━━━ Page text ━━━
I set it up, imported my contacts, assigned ringtones to them, started building up a library of music and movies. Making it my own.

When I returned to Australia, I bought something, I dunno, an ice cream, a drink, a packet of chips, that had a voucher for a free ringtone. Great, I thought, I can assign a cool ringtone to one of my contacts, rather than the standard ones supplied with the iPhone.

So I went to the website, entered my code number, my phone number, a few details, clicked ok on the terms and conditions, and hit the "Download Free Ringtone" button. I got an error message, and figured that the ringtone didn't work with the iPhone or there was some other problem. Oh well, didn't cost me nothing. And I forgot about it.

The iPhone was on my regular Telstra plan, which hadn't included internet access. Telstra didn't sell the iPhone at that stage, so they didn't have the plans in place to support all the features of the iPhone, the Google maps, the email etc. Not without charging extra for data.
━━━
Output everything in the iPhone ringtone account from "The iPhone was" down to "extra for data.". The data that follows has no connection to the text above.
━━━ Record extracts ━━━
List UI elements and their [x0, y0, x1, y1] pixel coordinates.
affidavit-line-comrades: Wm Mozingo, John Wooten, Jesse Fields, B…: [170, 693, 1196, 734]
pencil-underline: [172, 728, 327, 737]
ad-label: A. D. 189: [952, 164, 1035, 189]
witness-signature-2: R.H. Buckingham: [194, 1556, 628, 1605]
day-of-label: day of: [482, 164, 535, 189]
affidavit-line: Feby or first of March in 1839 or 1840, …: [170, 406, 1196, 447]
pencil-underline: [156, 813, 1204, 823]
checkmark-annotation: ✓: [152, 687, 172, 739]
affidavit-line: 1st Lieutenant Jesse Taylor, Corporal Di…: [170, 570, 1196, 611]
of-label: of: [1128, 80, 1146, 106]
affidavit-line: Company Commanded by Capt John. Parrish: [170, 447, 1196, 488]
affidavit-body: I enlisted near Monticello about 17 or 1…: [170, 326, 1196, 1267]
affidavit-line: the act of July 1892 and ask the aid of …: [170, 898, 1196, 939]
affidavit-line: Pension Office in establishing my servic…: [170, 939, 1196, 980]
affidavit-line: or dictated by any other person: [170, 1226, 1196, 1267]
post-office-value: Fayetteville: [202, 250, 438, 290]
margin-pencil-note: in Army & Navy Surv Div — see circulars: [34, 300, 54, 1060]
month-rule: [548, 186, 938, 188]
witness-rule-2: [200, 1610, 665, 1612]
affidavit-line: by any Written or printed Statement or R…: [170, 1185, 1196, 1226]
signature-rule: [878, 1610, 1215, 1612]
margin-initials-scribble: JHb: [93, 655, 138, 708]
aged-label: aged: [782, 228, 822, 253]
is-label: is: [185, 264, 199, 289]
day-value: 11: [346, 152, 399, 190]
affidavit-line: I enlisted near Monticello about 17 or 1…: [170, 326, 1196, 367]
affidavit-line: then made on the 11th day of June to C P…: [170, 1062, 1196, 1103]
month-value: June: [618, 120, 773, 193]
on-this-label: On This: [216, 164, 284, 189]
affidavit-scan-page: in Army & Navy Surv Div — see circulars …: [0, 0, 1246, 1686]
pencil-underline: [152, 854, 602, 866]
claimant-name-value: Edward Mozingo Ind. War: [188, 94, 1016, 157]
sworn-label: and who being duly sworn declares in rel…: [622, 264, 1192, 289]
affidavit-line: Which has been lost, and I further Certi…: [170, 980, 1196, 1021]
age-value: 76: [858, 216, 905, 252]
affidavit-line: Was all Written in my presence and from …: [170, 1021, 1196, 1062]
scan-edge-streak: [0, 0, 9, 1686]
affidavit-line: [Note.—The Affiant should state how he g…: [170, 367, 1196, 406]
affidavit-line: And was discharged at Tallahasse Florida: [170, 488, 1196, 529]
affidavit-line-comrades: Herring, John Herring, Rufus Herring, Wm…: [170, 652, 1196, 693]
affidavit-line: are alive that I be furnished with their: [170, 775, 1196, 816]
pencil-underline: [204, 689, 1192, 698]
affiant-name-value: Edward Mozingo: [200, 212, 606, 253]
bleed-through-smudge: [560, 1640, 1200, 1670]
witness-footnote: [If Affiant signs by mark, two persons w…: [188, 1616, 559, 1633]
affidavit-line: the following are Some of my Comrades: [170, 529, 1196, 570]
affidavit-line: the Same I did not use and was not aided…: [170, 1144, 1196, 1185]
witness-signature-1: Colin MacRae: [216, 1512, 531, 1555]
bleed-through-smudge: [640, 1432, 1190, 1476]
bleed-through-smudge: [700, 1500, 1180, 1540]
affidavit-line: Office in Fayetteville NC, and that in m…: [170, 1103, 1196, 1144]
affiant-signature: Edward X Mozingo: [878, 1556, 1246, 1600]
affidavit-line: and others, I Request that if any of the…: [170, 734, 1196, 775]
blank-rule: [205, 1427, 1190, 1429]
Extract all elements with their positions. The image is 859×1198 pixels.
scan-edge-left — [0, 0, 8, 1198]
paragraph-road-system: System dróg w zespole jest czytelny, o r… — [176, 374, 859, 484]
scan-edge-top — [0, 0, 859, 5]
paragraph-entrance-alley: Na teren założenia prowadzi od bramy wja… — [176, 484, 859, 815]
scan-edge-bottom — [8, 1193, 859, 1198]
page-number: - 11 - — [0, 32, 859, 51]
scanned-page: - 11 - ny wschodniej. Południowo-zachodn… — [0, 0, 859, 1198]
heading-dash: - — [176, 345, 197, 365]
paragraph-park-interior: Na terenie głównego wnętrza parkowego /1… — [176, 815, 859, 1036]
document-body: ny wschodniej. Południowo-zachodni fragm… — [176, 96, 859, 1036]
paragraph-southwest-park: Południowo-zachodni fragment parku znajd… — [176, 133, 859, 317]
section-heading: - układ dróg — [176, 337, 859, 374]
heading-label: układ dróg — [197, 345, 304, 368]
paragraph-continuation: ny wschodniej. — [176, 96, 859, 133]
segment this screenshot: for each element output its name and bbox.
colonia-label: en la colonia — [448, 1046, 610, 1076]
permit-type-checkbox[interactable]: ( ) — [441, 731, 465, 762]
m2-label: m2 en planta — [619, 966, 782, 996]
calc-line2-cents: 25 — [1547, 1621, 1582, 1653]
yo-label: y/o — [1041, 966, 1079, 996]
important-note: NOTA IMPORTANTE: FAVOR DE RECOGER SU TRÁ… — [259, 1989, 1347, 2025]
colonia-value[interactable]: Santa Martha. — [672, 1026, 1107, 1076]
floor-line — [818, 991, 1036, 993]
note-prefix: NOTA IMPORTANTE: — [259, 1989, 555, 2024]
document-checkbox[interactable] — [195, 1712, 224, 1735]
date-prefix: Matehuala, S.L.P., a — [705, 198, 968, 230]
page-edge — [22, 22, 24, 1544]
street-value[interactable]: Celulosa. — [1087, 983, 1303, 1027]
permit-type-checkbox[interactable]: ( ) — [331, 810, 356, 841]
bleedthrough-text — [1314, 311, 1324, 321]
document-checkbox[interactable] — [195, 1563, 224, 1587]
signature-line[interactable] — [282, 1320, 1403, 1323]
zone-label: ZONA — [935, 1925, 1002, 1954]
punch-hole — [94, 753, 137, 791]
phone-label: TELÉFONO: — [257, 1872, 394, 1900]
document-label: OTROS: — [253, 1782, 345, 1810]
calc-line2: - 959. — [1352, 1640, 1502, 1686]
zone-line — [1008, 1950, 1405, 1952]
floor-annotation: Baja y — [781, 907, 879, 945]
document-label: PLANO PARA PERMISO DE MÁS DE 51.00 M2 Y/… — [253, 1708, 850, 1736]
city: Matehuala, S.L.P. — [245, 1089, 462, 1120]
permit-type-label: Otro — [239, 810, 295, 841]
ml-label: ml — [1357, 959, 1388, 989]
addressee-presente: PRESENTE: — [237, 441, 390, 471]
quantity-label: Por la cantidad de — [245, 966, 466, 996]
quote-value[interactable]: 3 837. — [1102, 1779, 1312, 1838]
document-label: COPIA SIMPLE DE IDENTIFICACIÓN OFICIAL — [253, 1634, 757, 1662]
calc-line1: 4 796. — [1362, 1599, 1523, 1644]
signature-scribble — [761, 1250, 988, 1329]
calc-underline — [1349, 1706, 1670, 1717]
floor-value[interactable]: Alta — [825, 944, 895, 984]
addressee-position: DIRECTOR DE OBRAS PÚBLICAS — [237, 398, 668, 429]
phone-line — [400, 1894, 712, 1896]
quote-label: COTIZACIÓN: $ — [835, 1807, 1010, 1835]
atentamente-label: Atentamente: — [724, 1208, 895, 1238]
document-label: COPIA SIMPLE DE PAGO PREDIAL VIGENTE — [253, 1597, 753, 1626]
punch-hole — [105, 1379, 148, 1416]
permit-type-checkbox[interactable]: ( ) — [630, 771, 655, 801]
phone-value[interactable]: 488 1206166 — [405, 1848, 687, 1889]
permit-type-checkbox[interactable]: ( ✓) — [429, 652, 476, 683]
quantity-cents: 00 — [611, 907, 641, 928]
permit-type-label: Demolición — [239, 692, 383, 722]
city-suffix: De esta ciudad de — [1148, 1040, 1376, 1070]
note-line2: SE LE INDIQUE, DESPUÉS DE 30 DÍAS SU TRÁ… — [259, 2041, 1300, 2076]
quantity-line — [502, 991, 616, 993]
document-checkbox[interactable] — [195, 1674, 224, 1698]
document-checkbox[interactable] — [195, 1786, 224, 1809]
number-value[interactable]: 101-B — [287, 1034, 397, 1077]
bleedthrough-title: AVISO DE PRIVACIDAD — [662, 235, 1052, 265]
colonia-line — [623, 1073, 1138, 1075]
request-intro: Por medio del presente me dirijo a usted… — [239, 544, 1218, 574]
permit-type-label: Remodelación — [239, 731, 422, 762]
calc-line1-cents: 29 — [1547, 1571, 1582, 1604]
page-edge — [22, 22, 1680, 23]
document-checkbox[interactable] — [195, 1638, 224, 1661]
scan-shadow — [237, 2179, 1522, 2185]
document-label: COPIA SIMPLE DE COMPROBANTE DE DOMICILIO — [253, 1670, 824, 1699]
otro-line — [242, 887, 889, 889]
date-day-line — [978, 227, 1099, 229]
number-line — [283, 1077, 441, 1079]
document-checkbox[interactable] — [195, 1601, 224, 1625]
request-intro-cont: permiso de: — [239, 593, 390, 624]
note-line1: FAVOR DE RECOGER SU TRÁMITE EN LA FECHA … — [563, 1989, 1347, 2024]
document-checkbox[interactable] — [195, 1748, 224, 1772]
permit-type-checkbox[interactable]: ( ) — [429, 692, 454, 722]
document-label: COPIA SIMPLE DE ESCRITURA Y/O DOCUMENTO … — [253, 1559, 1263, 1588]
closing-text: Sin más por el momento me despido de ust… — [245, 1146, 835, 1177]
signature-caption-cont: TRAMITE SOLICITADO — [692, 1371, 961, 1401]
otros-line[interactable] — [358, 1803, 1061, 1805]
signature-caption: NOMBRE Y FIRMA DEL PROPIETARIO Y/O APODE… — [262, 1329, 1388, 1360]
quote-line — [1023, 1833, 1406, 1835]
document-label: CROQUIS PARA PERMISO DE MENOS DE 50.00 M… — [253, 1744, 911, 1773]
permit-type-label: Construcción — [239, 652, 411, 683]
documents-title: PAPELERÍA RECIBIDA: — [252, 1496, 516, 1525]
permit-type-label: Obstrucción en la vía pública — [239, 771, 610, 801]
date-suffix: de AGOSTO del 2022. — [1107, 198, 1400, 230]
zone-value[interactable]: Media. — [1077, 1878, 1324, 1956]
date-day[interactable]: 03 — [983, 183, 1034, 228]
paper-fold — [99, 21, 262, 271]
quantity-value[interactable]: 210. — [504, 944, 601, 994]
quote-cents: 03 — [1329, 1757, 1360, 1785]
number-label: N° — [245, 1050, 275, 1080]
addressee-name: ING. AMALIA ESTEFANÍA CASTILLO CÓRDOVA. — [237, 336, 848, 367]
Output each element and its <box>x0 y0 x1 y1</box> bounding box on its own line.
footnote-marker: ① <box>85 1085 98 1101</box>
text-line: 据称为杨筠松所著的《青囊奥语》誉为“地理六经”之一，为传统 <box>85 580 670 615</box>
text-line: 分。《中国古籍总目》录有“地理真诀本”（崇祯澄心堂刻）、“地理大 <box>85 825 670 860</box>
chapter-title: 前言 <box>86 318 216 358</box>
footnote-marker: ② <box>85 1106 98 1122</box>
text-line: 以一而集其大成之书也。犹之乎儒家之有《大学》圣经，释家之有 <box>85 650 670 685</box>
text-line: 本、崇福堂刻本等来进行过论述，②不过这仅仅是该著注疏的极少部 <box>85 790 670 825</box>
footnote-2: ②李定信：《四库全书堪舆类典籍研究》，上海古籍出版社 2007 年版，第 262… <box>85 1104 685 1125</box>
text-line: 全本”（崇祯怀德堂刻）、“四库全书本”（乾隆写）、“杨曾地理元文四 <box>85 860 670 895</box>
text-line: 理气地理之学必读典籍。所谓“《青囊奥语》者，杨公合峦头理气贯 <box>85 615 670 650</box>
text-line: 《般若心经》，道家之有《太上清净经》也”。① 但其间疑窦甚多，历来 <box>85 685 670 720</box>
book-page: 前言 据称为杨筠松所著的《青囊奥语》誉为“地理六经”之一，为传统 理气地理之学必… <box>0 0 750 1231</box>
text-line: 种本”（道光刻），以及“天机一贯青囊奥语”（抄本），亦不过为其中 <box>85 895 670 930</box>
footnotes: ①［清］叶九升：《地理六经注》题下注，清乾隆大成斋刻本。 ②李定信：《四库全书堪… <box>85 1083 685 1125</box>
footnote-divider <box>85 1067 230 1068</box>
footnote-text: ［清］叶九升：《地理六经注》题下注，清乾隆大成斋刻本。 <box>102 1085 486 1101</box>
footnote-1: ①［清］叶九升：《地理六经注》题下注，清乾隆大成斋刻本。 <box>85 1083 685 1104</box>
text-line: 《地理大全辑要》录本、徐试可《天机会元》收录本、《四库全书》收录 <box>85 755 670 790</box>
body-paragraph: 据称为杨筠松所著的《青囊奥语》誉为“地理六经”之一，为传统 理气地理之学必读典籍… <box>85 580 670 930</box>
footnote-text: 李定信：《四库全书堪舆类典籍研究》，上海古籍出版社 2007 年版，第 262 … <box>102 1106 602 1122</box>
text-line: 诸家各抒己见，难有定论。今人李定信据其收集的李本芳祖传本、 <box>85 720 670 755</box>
━━━
- Solution for this problem:
The iPhone was on my regular Telstra plan, which hadn't included internet access. Telstra didn't sell the iPhone at that stage, so they didn't have the plans in place to support all the features of the iPhone, the Google maps, the email etc. Not without charging extra for data.